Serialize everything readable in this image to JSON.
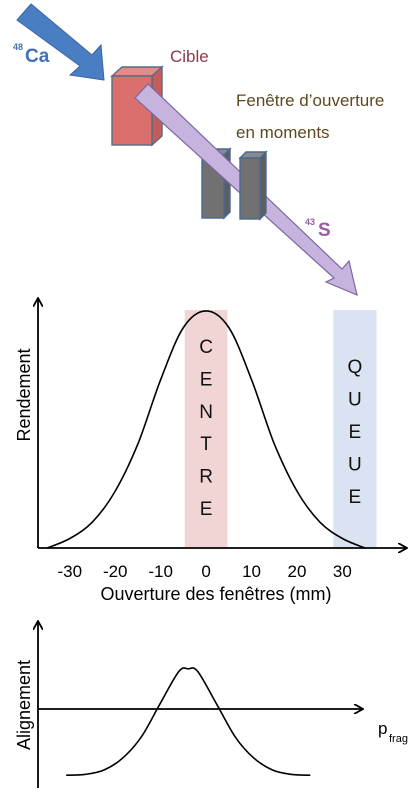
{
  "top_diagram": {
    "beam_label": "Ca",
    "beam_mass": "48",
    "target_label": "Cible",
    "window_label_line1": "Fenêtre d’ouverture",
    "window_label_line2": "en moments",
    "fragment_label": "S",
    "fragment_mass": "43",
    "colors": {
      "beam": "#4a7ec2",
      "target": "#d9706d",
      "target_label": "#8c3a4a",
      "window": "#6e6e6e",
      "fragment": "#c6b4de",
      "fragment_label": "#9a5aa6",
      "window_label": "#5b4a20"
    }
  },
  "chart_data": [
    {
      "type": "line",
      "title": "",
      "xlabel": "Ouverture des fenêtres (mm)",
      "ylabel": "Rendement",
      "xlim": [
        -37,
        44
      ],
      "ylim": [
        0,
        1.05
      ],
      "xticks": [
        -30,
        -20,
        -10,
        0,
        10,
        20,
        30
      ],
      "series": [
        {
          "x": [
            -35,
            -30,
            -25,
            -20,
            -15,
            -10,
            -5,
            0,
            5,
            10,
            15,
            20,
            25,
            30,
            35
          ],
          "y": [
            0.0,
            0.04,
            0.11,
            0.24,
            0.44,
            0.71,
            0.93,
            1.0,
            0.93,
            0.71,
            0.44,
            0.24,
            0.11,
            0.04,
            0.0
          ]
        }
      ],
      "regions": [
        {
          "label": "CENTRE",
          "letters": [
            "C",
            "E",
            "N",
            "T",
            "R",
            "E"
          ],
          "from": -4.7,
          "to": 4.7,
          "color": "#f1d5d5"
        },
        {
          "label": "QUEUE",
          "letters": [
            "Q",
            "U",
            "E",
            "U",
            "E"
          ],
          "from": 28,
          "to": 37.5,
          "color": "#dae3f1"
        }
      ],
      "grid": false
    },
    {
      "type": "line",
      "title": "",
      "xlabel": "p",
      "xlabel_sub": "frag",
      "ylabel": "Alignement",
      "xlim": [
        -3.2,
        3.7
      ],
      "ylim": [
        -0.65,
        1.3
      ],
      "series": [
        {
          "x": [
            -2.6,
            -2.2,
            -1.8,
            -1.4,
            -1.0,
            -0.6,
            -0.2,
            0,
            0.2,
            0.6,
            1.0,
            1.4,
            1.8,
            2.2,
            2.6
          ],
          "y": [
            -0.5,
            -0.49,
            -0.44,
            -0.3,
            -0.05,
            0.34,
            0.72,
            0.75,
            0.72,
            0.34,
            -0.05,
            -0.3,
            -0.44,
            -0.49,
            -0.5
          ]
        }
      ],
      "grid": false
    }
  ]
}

----

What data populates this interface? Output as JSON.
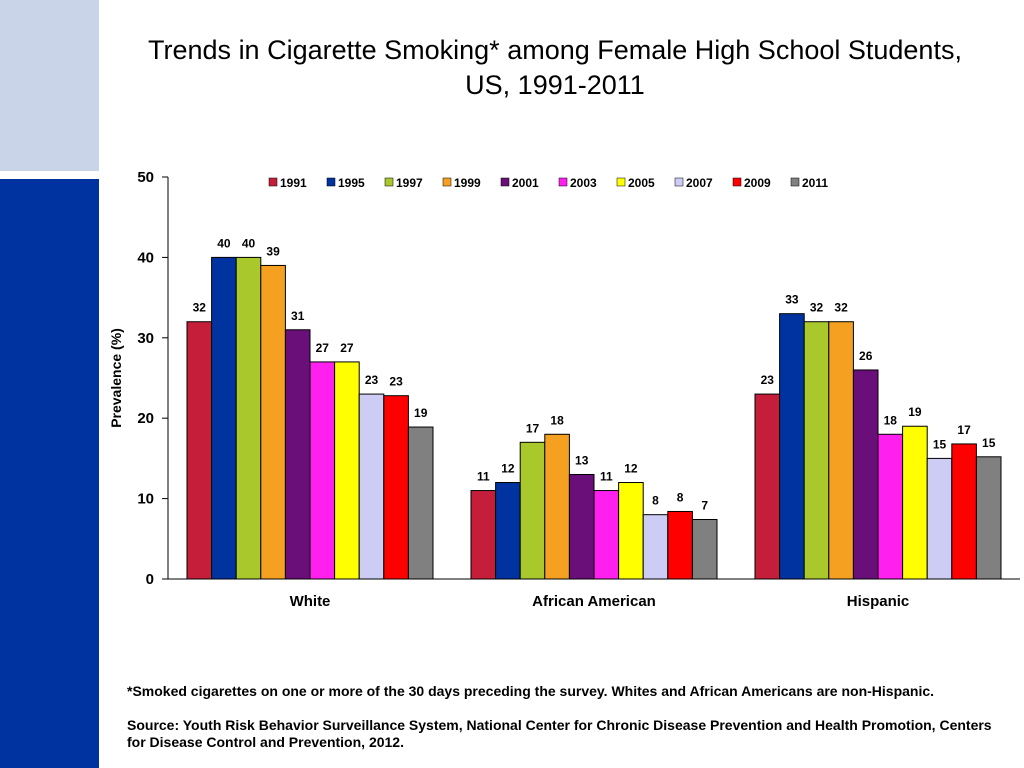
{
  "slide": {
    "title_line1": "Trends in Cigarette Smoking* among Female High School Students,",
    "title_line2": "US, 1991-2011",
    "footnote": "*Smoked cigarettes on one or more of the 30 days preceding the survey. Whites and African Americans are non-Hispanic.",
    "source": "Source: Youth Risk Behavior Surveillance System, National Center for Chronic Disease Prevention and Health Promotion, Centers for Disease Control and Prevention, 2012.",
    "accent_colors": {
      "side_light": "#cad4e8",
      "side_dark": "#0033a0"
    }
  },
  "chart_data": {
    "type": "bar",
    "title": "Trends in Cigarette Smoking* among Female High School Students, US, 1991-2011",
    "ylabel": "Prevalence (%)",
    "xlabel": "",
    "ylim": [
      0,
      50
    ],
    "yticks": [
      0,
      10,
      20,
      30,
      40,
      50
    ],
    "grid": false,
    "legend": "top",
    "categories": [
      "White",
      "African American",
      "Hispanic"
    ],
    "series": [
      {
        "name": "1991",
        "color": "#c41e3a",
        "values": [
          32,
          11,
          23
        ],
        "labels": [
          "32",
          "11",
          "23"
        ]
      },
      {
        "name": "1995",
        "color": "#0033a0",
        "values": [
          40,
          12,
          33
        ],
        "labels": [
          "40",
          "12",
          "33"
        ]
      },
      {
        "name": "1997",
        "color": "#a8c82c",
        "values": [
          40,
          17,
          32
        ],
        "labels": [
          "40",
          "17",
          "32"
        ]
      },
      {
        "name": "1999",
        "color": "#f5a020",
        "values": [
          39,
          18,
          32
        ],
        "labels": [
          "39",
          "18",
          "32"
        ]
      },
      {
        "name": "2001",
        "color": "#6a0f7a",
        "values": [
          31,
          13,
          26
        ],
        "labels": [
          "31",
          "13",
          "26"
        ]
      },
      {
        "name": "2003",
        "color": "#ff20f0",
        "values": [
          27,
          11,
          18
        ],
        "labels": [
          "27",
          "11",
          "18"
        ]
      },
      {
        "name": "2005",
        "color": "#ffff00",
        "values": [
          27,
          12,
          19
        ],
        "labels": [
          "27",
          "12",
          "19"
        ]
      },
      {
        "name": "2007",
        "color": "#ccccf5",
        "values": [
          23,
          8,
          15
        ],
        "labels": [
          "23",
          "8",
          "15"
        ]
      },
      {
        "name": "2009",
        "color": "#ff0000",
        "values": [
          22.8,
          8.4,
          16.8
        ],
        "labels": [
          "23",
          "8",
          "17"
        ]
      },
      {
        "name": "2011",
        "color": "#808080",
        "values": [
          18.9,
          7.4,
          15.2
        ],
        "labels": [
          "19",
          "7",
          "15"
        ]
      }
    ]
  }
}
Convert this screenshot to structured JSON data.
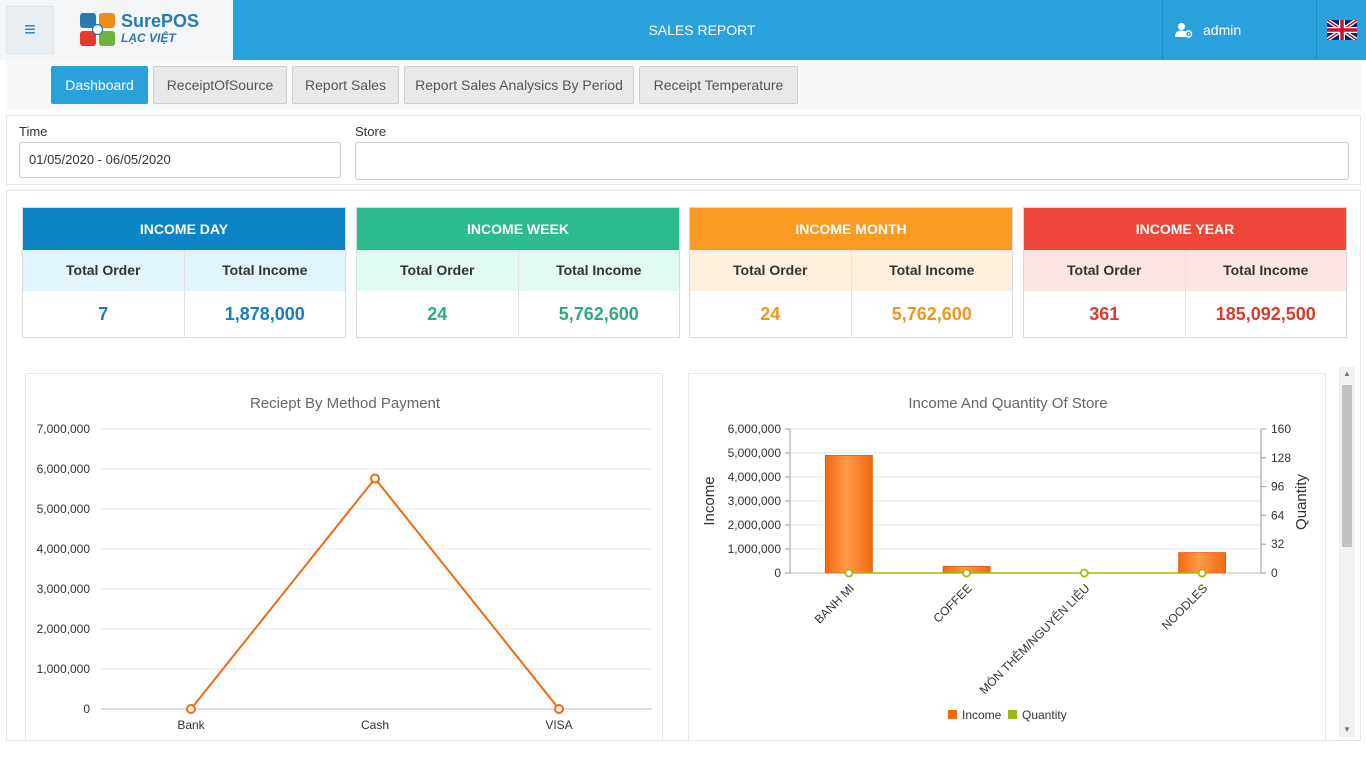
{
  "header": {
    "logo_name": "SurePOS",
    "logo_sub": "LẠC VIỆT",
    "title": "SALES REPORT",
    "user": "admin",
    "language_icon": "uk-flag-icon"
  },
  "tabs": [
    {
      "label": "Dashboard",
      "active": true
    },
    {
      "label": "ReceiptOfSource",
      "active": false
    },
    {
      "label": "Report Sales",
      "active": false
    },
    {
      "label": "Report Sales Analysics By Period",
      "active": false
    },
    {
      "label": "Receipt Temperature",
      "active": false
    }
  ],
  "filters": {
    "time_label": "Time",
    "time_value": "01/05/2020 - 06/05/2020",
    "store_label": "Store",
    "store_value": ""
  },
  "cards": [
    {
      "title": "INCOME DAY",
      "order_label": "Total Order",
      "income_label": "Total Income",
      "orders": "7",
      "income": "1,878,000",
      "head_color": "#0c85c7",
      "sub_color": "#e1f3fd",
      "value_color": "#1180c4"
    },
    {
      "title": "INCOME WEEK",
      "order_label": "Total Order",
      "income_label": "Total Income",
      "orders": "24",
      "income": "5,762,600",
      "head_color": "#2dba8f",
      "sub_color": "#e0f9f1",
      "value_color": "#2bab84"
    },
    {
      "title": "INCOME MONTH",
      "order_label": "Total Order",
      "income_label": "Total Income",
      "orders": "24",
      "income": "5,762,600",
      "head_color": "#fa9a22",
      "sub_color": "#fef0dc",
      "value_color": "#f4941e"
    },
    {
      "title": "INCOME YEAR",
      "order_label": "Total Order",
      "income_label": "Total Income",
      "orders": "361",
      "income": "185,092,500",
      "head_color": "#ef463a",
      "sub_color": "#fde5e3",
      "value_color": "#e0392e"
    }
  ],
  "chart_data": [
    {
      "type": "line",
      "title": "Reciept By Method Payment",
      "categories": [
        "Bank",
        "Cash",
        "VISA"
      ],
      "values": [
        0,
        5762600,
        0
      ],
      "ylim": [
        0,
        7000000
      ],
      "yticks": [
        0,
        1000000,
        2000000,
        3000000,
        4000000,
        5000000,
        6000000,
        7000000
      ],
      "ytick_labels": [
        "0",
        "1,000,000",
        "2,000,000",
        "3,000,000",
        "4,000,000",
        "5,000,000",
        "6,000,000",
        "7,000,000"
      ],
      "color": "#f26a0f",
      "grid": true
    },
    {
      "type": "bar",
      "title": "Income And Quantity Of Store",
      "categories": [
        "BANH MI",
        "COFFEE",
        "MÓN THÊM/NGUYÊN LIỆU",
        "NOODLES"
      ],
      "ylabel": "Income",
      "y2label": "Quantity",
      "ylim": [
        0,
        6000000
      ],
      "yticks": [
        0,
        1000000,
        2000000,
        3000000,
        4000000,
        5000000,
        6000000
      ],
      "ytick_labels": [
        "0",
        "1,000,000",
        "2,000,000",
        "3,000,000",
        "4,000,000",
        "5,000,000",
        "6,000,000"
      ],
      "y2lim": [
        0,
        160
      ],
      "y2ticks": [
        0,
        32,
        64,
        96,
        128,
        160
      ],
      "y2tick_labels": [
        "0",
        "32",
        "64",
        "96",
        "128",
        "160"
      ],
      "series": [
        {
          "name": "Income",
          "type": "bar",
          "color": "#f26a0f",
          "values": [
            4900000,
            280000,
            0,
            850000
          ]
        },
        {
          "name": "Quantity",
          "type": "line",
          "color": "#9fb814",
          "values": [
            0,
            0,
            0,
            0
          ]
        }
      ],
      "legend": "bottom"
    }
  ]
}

----

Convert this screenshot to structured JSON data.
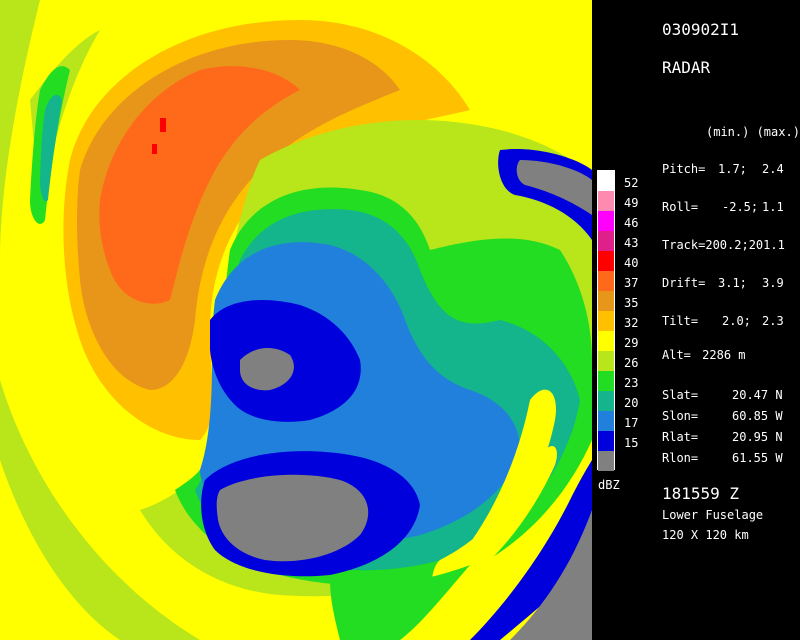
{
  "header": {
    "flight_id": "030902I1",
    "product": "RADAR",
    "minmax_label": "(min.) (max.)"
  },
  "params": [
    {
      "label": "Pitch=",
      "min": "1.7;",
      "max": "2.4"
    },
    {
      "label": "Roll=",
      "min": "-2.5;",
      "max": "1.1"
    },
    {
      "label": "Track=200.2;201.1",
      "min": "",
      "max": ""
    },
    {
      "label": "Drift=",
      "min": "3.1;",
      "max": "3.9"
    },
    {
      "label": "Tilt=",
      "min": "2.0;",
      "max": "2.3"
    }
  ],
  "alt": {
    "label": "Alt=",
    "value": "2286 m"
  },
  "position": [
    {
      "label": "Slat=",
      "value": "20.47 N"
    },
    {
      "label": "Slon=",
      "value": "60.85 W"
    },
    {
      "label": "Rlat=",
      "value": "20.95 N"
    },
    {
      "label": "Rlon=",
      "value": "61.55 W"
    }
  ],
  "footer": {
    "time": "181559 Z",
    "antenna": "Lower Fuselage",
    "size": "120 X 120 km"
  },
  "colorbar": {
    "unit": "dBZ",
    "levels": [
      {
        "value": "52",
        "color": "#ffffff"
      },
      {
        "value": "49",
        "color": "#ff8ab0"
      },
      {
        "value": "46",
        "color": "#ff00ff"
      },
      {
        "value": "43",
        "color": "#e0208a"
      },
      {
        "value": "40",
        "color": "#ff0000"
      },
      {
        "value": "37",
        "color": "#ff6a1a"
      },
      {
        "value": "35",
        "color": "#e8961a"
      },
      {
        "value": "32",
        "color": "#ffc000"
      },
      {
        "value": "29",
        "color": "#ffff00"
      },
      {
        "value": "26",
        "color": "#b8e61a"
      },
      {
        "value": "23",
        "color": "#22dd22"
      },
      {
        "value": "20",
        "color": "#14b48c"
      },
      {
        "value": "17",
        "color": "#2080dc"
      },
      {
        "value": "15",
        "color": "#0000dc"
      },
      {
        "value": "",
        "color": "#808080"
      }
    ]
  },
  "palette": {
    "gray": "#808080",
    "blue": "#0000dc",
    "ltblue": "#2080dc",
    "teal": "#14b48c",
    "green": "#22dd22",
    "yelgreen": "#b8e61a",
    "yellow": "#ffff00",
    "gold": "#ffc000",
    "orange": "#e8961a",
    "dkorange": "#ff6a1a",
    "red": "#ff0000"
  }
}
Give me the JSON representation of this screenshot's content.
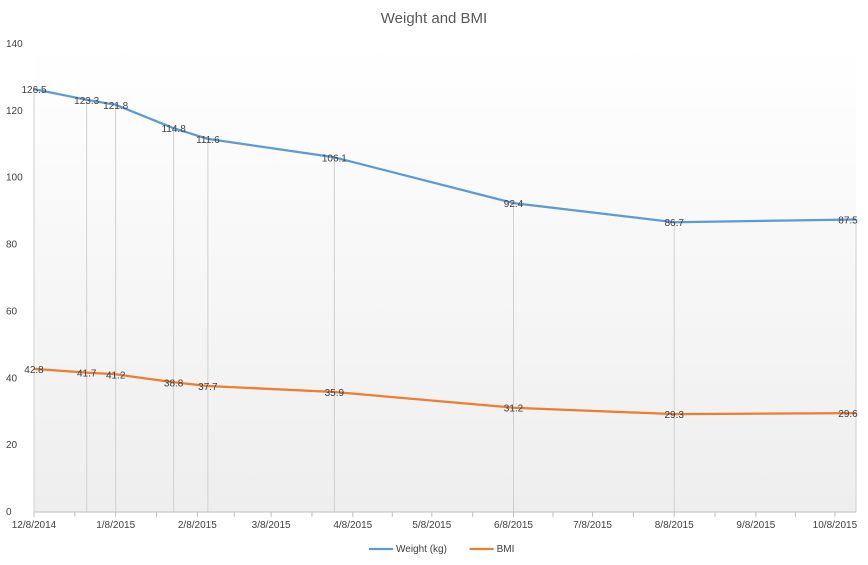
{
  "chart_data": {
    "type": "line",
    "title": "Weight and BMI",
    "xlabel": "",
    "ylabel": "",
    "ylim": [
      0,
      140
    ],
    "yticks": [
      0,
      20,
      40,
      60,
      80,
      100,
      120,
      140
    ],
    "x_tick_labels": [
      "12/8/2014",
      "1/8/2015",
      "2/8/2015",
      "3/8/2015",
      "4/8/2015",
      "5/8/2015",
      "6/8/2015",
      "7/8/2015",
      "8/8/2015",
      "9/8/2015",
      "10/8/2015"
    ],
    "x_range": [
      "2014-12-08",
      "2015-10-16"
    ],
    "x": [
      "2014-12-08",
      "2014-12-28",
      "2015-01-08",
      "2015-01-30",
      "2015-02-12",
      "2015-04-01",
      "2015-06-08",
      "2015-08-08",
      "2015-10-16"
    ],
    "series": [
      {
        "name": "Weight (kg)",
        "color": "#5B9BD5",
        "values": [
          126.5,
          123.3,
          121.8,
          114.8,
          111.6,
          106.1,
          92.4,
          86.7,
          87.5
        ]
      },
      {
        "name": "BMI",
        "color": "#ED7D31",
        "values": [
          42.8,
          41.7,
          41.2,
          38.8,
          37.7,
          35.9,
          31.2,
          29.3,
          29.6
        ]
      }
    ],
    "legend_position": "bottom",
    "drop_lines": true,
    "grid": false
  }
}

----

- _WHAT YOU ARE ASKED TO DO_:
In the listing, find every line containing the word "grid" and list it.

- _THE SOLUTION_:
      "grid": false
      "grid": false
    "grid": false,
      "grid": true
    "grid": false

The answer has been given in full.